* Start Listed entries *
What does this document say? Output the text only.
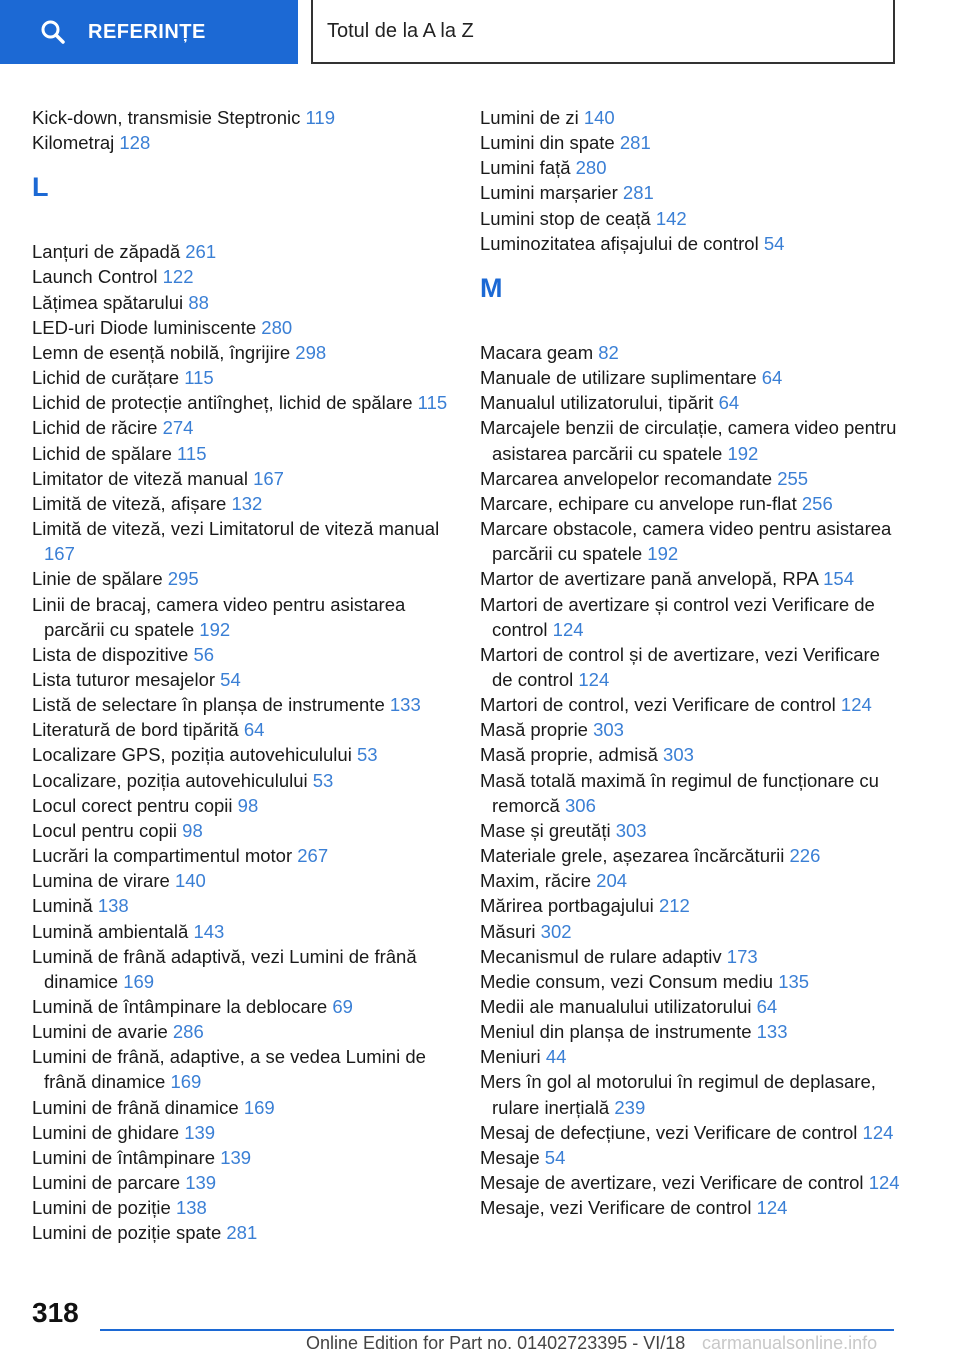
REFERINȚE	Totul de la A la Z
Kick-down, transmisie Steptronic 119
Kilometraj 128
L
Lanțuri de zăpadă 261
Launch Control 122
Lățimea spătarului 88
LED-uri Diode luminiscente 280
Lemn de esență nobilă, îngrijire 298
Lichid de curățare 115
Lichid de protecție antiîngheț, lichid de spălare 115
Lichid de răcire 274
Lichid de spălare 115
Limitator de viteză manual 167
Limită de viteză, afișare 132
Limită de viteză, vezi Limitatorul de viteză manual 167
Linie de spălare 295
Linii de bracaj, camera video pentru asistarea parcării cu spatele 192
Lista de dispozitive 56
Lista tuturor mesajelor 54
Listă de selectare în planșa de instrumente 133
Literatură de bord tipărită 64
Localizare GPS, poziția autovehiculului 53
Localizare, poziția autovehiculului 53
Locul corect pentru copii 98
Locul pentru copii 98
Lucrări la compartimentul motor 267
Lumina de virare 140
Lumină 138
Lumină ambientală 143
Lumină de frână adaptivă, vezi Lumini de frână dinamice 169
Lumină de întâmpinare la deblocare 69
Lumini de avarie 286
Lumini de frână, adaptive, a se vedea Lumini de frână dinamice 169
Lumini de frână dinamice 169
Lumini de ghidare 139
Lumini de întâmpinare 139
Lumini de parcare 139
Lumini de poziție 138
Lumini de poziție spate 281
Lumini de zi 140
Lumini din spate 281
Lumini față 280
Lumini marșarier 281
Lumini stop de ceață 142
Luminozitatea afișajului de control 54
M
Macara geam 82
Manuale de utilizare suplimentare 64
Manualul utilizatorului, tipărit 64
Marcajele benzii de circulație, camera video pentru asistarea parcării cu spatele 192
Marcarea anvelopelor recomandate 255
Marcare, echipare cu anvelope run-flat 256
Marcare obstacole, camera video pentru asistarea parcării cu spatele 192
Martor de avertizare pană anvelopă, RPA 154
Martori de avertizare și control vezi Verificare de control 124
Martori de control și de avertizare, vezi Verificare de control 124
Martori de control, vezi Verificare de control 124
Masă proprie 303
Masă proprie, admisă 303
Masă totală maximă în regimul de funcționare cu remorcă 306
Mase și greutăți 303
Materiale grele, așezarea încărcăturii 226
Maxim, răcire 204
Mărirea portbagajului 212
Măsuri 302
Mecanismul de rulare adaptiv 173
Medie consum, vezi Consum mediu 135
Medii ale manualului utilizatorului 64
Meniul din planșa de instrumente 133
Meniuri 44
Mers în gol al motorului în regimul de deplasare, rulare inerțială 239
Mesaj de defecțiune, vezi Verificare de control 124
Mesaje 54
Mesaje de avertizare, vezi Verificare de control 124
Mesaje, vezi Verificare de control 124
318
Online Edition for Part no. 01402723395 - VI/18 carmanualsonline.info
* End Listed entries *
* Start Listed entries *
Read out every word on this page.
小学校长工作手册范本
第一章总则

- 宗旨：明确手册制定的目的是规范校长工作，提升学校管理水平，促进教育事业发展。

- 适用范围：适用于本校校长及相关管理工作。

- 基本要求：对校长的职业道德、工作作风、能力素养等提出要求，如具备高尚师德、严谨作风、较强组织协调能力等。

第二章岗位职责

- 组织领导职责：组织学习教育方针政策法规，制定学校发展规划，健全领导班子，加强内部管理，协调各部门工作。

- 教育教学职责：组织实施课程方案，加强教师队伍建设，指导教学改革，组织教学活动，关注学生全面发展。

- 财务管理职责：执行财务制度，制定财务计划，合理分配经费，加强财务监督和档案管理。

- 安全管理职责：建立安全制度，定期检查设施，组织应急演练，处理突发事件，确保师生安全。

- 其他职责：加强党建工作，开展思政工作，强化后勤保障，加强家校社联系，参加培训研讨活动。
* End Listed entries *
▶ Problem statement
Copy in full each line that holds the word "Lista".

▶ Exercise output
Lista de dispozitive 56
Lista tuturor mesajelor 54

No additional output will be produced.